--- Start DATA EXCERPTS ---
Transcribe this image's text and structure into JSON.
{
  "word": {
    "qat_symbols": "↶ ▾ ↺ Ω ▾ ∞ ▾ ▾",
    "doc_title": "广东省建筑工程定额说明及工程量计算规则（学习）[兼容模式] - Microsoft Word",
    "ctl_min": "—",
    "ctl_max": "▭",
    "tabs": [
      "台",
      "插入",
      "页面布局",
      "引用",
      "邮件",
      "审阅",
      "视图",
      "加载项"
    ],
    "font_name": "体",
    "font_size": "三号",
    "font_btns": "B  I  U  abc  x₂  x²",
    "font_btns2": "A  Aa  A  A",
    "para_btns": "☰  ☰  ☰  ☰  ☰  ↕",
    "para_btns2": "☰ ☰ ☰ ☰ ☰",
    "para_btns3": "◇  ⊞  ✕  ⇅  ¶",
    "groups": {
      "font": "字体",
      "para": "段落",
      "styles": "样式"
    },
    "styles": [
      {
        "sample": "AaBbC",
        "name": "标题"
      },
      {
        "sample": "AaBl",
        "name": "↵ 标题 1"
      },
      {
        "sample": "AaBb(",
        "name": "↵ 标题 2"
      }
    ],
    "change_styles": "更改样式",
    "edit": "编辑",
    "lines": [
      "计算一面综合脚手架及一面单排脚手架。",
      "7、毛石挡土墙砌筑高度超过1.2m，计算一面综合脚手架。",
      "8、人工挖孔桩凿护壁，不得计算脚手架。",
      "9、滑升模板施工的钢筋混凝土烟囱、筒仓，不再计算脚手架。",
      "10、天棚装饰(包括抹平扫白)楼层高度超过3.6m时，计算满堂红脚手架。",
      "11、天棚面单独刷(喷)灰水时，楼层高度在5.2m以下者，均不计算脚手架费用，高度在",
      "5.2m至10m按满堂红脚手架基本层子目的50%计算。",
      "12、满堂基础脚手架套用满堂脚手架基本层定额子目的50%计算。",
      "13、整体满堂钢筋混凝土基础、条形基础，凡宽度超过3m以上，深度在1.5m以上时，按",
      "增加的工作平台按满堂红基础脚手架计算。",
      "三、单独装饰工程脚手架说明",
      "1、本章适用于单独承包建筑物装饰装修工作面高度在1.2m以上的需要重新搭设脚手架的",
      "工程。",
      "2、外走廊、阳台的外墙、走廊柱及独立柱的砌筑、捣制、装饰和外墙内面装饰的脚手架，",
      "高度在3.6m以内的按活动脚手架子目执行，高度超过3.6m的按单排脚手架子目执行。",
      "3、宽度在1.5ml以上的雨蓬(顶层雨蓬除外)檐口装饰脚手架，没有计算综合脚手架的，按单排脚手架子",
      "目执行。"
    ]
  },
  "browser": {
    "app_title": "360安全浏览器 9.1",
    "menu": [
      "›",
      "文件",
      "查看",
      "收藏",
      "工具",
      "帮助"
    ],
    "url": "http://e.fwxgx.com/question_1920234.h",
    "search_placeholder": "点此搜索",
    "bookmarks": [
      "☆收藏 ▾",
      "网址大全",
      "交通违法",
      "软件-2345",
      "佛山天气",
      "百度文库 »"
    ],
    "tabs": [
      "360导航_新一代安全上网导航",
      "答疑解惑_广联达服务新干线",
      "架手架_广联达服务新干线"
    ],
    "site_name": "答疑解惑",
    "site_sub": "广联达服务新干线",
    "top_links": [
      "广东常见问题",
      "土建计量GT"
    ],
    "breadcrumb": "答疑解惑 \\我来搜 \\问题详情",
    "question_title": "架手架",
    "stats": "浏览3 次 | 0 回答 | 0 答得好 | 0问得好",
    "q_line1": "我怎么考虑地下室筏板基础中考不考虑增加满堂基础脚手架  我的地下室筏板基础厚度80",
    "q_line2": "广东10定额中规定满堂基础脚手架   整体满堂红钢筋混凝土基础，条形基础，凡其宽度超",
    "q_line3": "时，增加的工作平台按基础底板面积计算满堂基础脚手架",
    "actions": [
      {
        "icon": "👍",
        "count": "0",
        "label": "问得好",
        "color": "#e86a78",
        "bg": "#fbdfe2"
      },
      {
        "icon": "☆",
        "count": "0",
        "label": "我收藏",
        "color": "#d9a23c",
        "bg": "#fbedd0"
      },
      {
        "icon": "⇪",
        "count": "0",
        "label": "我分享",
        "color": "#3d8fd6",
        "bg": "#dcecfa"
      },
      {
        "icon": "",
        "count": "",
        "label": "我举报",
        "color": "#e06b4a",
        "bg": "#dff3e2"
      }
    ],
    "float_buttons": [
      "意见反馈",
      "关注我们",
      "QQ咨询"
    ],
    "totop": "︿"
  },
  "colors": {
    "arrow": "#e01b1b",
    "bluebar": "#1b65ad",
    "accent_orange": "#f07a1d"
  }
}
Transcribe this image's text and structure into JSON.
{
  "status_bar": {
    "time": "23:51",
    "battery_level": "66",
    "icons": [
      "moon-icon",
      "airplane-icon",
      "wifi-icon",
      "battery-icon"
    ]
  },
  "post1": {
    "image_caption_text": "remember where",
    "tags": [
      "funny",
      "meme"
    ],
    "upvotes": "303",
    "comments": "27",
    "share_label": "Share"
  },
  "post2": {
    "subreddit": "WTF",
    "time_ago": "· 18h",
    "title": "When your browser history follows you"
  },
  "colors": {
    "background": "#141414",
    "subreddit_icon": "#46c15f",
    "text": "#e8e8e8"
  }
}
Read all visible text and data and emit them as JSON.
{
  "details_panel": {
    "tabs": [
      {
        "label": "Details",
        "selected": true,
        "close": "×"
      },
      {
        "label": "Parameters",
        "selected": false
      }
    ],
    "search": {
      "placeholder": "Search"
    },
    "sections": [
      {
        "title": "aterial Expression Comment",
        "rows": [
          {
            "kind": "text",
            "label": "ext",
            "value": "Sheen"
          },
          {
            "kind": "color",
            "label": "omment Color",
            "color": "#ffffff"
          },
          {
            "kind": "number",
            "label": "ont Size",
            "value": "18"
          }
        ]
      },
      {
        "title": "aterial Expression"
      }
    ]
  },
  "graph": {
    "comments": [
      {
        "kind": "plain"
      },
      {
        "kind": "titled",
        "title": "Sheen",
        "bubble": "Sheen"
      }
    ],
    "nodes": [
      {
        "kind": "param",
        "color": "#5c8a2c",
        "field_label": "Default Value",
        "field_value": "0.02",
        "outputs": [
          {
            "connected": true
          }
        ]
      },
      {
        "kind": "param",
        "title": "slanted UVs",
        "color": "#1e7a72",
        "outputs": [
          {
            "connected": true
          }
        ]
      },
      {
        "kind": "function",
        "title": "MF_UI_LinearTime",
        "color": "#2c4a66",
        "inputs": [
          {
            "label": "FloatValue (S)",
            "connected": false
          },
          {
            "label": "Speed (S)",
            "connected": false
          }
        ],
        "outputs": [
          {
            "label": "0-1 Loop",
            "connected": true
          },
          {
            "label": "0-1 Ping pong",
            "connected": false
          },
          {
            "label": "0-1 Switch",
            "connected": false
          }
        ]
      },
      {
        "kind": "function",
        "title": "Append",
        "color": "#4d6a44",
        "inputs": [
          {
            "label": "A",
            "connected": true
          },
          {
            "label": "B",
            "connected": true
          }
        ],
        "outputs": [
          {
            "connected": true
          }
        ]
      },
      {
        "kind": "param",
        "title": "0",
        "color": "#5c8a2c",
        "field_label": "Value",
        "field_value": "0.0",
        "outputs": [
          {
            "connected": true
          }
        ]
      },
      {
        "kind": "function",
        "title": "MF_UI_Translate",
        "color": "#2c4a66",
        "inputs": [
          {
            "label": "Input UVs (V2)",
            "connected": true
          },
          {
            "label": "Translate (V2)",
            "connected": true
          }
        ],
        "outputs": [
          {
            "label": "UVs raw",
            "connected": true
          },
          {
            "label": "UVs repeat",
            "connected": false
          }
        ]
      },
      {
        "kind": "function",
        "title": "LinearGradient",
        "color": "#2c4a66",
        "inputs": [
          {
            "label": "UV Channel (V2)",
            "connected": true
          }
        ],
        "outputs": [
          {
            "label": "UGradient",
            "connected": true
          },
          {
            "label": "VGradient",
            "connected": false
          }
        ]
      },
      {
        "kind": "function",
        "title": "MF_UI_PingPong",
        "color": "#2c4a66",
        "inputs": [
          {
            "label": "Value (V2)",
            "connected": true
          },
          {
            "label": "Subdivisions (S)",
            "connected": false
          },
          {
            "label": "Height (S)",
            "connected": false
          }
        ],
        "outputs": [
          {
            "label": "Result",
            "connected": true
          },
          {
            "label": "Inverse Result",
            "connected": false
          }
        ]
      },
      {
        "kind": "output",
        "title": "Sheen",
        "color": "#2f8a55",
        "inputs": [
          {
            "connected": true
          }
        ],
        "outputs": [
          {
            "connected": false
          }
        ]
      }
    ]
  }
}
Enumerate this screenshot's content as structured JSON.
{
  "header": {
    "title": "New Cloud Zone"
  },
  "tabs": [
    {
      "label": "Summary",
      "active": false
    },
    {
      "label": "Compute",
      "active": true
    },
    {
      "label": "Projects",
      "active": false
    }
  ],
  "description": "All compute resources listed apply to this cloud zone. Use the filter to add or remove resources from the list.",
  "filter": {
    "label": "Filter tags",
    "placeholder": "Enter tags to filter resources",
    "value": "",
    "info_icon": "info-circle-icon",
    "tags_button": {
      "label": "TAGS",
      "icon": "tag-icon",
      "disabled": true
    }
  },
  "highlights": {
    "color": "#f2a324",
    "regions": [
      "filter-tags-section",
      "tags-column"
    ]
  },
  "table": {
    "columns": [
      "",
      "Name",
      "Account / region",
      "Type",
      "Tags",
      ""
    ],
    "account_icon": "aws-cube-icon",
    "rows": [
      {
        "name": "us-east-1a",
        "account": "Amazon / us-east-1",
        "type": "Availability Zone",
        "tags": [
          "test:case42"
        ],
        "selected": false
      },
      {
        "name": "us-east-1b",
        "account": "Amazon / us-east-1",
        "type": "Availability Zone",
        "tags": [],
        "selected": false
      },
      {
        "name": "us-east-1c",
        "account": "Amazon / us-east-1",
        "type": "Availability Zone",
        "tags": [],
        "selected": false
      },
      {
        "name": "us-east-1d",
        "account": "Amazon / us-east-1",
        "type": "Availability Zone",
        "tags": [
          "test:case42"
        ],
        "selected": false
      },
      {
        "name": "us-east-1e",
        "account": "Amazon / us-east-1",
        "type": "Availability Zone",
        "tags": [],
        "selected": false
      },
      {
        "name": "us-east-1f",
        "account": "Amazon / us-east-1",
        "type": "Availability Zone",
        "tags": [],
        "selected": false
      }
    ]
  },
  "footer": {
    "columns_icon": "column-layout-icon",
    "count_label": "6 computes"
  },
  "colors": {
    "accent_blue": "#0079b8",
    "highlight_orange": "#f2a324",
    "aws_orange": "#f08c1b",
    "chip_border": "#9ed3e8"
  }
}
--- End DATA EXCERPTS ---
WORK TO BE COMPLETED: Gather every line from the entries above where the word "aterial" appears, and copy them.

TASK RESULT:
        "title": "aterial Expression Comment",
        "title": "aterial Expression"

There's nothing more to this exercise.